= GOAL =
Repeat the lines that follow, leaving nothing out.

[Dataset records]
******************************

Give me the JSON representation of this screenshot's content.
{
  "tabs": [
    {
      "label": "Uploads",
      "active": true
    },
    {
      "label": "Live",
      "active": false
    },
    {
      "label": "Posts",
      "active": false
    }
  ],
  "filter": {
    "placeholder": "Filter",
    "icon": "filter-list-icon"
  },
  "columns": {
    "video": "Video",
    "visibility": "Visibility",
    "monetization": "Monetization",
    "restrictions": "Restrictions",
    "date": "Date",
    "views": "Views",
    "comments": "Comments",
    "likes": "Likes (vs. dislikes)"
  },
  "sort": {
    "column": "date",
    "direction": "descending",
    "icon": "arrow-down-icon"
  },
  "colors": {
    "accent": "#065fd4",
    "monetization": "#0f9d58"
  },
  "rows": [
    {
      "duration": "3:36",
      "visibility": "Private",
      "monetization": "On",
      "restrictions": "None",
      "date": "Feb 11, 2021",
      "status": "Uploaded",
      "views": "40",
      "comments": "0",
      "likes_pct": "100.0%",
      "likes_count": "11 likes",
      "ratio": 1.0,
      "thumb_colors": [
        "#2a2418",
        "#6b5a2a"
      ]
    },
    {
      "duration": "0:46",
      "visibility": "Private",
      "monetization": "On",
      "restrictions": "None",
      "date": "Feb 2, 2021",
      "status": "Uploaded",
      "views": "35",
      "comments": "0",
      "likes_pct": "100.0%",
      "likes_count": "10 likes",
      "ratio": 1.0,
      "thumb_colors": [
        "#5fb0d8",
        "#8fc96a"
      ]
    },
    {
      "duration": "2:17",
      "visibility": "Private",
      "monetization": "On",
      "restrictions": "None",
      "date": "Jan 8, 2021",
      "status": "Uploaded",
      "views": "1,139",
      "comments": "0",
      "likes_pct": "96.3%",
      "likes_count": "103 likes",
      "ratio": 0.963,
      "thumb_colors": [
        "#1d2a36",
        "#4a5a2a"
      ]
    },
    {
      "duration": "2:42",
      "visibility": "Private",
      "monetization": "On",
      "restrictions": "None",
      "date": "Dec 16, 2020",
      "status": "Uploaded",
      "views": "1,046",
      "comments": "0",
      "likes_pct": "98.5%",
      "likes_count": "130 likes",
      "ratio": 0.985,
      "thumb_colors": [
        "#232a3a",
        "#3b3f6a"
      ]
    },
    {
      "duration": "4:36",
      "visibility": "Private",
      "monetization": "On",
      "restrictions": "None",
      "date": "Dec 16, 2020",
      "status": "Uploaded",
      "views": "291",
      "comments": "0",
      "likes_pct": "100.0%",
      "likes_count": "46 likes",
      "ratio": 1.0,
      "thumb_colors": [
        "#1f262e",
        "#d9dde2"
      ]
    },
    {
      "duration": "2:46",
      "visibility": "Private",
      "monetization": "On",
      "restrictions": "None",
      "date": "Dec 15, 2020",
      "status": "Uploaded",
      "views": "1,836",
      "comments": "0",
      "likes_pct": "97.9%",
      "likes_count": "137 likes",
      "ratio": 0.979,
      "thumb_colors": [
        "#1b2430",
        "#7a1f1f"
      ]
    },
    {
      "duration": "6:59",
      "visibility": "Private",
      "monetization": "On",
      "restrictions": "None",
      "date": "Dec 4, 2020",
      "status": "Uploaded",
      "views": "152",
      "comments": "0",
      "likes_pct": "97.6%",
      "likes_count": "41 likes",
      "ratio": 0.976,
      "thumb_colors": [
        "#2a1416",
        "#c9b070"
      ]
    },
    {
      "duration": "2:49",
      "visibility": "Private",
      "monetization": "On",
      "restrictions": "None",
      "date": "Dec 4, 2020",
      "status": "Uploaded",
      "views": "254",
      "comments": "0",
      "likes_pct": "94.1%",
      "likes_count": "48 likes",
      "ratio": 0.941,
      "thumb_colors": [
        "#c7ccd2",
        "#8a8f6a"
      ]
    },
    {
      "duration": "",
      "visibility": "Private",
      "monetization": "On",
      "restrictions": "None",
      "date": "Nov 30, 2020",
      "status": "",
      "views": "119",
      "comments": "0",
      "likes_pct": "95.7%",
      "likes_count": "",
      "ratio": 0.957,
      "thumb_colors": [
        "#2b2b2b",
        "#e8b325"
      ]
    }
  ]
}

******************************

= ANSWER TO THIS TASK =
Give me the JSON representation of this screenshot's content.
{
  "tabs": [
    {
      "label": "Uploads",
      "active": true
    },
    {
      "label": "Live",
      "active": false
    },
    {
      "label": "Posts",
      "active": false
    }
  ],
  "filter": {
    "placeholder": "Filter",
    "icon": "filter-list-icon"
  },
  "columns": {
    "video": "Video",
    "visibility": "Visibility",
    "monetization": "Monetization",
    "restrictions": "Restrictions",
    "date": "Date",
    "views": "Views",
    "comments": "Comments",
    "likes": "Likes (vs. dislikes)"
  },
  "sort": {
    "column": "date",
    "direction": "descending",
    "icon": "arrow-down-icon"
  },
  "colors": {
    "accent": "#065fd4",
    "monetization": "#0f9d58"
  },
  "rows": [
    {
      "duration": "3:36",
      "visibility": "Private",
      "monetization": "On",
      "restrictions": "None",
      "date": "Feb 11, 2021",
      "status": "Uploaded",
      "views": "40",
      "comments": "0",
      "likes_pct": "100.0%",
      "likes_count": "11 likes",
      "ratio": 1.0,
      "thumb_colors": [
        "#2a2418",
        "#6b5a2a"
      ]
    },
    {
      "duration": "0:46",
      "visibility": "Private",
      "monetization": "On",
      "restrictions": "None",
      "date": "Feb 2, 2021",
      "status": "Uploaded",
      "views": "35",
      "comments": "0",
      "likes_pct": "100.0%",
      "likes_count": "10 likes",
      "ratio": 1.0,
      "thumb_colors": [
        "#5fb0d8",
        "#8fc96a"
      ]
    },
    {
      "duration": "2:17",
      "visibility": "Private",
      "monetization": "On",
      "restrictions": "None",
      "date": "Jan 8, 2021",
      "status": "Uploaded",
      "views": "1,139",
      "comments": "0",
      "likes_pct": "96.3%",
      "likes_count": "103 likes",
      "ratio": 0.963,
      "thumb_colors": [
        "#1d2a36",
        "#4a5a2a"
      ]
    },
    {
      "duration": "2:42",
      "visibility": "Private",
      "monetization": "On",
      "restrictions": "None",
      "date": "Dec 16, 2020",
      "status": "Uploaded",
      "views": "1,046",
      "comments": "0",
      "likes_pct": "98.5%",
      "likes_count": "130 likes",
      "ratio": 0.985,
      "thumb_colors": [
        "#232a3a",
        "#3b3f6a"
      ]
    },
    {
      "duration": "4:36",
      "visibility": "Private",
      "monetization": "On",
      "restrictions": "None",
      "date": "Dec 16, 2020",
      "status": "Uploaded",
      "views": "291",
      "comments": "0",
      "likes_pct": "100.0%",
      "likes_count": "46 likes",
      "ratio": 1.0,
      "thumb_colors": [
        "#1f262e",
        "#d9dde2"
      ]
    },
    {
      "duration": "2:46",
      "visibility": "Private",
      "monetization": "On",
      "restrictions": "None",
      "date": "Dec 15, 2020",
      "status": "Uploaded",
      "views": "1,836",
      "comments": "0",
      "likes_pct": "97.9%",
      "likes_count": "137 likes",
      "ratio": 0.979,
      "thumb_colors": [
        "#1b2430",
        "#7a1f1f"
      ]
    },
    {
      "duration": "6:59",
      "visibility": "Private",
      "monetization": "On",
      "restrictions": "None",
      "date": "Dec 4, 2020",
      "status": "Uploaded",
      "views": "152",
      "comments": "0",
      "likes_pct": "97.6%",
      "likes_count": "41 likes",
      "ratio": 0.976,
      "thumb_colors": [
        "#2a1416",
        "#c9b070"
      ]
    },
    {
      "duration": "2:49",
      "visibility": "Private",
      "monetization": "On",
      "restrictions": "None",
      "date": "Dec 4, 2020",
      "status": "Uploaded",
      "views": "254",
      "comments": "0",
      "likes_pct": "94.1%",
      "likes_count": "48 likes",
      "ratio": 0.941,
      "thumb_colors": [
        "#c7ccd2",
        "#8a8f6a"
      ]
    },
    {
      "duration": "",
      "visibility": "Private",
      "monetization": "On",
      "restrictions": "None",
      "date": "Nov 30, 2020",
      "status": "",
      "views": "119",
      "comments": "0",
      "likes_pct": "95.7%",
      "likes_count": "",
      "ratio": 0.957,
      "thumb_colors": [
        "#2b2b2b",
        "#e8b325"
      ]
    }
  ]
}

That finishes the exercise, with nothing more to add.